[Start Working data]

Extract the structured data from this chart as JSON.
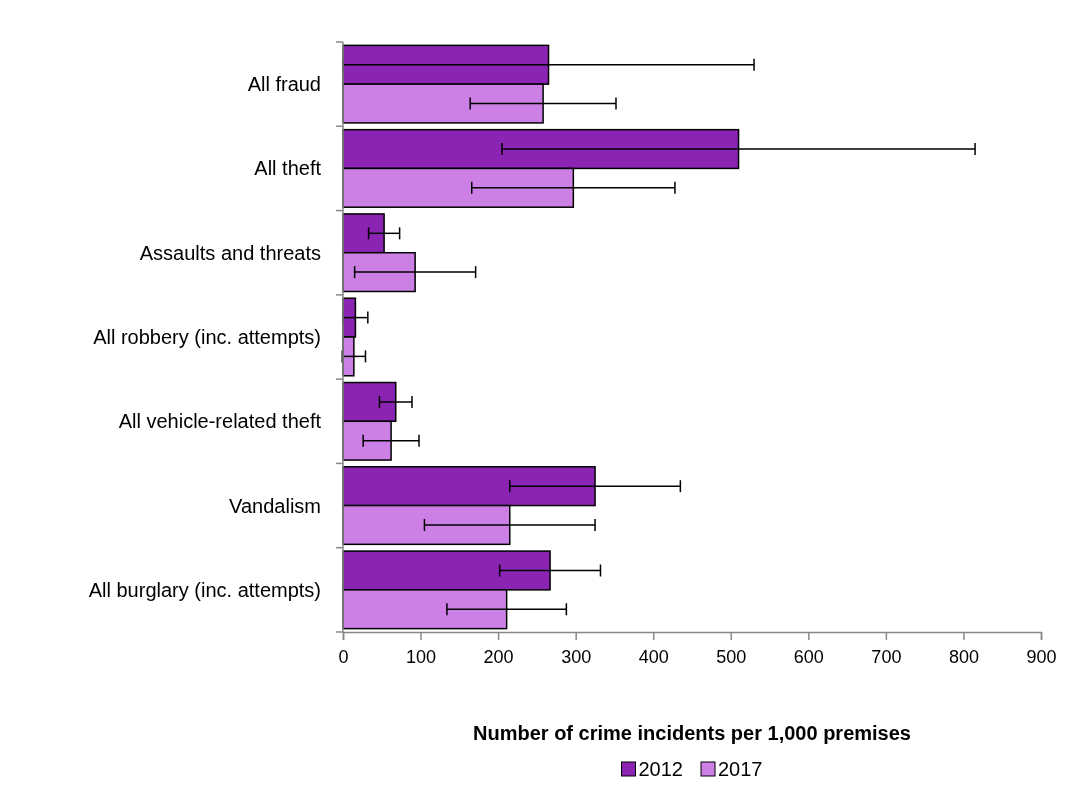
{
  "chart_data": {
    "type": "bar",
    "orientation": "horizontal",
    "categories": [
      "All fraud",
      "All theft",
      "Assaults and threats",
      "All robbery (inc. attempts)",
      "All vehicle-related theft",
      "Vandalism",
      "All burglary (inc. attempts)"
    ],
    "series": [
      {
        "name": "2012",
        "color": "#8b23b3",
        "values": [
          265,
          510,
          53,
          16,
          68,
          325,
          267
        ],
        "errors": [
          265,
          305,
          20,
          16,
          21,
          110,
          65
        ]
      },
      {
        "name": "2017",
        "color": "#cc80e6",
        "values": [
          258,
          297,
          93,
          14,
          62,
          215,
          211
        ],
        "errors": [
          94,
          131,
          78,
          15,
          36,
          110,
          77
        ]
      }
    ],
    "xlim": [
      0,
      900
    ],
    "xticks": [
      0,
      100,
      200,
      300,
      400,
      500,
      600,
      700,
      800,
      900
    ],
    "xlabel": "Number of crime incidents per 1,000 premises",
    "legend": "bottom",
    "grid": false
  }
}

[End Working data]

Exercise: Your task is to collect every line above that contains the word "theft".

Exercise response:
      "All theft",
      "All vehicle-related theft",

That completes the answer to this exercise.